Given instruction:
Find the lines containing the word "should" and copy every one of them.

Records for this exercise:
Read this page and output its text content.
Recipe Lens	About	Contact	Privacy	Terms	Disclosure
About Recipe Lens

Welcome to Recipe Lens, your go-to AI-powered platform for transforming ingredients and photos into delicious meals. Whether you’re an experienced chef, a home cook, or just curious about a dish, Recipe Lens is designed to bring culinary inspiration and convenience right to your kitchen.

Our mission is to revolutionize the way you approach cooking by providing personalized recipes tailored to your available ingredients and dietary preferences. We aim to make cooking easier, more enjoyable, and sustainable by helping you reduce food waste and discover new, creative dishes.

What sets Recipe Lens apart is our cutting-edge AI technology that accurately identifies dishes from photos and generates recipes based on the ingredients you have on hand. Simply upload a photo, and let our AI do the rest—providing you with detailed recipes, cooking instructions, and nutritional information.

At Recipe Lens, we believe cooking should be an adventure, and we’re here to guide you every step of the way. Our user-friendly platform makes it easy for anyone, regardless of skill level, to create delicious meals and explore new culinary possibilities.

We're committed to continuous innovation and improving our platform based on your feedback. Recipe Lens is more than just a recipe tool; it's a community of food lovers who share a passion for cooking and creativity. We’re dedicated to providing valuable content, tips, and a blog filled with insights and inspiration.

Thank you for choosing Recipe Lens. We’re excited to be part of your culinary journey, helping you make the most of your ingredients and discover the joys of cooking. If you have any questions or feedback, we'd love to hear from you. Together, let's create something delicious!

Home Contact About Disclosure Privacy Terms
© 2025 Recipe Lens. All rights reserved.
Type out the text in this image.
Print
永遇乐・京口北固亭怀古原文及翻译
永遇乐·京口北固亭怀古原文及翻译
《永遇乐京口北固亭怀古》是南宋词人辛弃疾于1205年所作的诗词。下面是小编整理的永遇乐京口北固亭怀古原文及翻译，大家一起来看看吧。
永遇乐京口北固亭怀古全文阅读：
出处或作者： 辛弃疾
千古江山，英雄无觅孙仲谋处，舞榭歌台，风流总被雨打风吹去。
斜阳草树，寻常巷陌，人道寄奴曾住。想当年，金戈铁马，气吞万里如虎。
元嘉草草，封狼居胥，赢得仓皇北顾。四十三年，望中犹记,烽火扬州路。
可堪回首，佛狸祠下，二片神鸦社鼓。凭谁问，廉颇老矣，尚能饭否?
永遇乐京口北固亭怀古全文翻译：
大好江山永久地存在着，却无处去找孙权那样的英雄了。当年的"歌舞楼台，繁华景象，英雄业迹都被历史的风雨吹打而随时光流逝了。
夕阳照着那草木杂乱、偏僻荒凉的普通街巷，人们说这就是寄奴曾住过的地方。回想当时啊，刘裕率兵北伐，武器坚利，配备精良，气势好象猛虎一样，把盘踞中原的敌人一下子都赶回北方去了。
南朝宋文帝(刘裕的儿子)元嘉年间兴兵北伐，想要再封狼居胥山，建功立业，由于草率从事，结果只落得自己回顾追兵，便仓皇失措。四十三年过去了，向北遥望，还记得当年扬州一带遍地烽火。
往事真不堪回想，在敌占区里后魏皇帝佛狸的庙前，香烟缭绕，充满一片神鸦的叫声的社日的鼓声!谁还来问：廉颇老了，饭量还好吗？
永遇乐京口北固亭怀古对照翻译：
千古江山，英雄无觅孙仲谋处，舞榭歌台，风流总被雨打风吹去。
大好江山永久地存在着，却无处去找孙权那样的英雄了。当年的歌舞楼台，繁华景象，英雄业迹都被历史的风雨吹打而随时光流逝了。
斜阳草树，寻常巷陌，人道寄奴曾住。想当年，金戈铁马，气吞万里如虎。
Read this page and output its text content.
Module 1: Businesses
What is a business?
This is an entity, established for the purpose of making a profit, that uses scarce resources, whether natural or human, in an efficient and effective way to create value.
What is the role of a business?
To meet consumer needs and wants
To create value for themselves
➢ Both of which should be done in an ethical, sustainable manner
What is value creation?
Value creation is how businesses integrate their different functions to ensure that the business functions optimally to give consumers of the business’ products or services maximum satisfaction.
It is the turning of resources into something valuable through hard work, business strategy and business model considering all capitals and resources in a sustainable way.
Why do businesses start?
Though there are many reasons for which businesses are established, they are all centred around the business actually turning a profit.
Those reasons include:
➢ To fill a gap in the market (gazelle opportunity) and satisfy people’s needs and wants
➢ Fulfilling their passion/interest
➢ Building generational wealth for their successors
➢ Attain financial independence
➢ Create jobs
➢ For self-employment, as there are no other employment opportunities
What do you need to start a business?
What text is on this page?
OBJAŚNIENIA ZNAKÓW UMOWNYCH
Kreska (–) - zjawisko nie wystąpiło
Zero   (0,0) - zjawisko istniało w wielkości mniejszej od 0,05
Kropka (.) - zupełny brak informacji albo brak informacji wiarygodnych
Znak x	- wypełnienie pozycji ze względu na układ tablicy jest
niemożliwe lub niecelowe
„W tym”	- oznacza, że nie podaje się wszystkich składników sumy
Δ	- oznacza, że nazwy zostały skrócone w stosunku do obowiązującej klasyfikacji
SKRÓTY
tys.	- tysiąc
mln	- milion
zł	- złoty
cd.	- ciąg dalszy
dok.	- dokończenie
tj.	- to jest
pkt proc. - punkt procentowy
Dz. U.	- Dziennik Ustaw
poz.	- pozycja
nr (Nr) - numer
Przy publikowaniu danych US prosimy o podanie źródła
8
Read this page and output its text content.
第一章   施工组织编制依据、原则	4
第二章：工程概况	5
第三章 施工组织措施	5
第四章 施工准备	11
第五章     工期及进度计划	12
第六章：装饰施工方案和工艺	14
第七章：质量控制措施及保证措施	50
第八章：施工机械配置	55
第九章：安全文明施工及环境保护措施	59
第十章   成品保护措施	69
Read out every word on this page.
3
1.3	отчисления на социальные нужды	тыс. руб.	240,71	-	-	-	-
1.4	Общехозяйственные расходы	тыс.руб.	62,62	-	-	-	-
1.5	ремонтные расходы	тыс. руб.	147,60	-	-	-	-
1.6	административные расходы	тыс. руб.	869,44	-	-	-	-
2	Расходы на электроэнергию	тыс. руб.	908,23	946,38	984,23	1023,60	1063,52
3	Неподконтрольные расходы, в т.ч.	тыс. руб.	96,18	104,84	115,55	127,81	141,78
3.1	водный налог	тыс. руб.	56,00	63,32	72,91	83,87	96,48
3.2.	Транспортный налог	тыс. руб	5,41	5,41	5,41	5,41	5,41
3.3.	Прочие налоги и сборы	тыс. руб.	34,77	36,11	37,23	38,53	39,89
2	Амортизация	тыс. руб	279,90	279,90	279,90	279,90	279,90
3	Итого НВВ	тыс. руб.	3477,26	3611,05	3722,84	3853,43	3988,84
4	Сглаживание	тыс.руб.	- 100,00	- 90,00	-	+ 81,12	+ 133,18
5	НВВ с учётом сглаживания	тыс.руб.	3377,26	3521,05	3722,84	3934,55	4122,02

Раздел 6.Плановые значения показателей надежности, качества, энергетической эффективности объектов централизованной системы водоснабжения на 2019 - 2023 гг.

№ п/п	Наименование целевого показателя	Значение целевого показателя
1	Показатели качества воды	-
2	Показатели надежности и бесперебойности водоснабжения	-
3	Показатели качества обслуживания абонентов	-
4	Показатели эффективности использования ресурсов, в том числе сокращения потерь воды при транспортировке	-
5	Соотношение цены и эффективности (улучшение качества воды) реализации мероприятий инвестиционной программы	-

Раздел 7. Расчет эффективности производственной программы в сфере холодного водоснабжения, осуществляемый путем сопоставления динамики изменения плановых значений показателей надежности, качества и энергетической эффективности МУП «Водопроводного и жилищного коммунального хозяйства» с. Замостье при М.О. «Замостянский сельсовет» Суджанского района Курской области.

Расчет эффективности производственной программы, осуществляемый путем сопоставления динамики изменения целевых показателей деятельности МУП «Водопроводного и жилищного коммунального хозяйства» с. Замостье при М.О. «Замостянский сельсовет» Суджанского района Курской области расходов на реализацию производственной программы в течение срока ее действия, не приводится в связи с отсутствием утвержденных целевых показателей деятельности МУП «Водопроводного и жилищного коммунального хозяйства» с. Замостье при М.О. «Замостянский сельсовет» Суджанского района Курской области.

The output:
At Recipe Lens, we believe cooking should be an adventure, and we’re here to guide you every step of the way. Our user-friendly platform makes it easy for anyone, regardless of skill level, to create delicious meals and explore new culinary possibilities.
➢ Both of which should be done in an ethical, sustainable manner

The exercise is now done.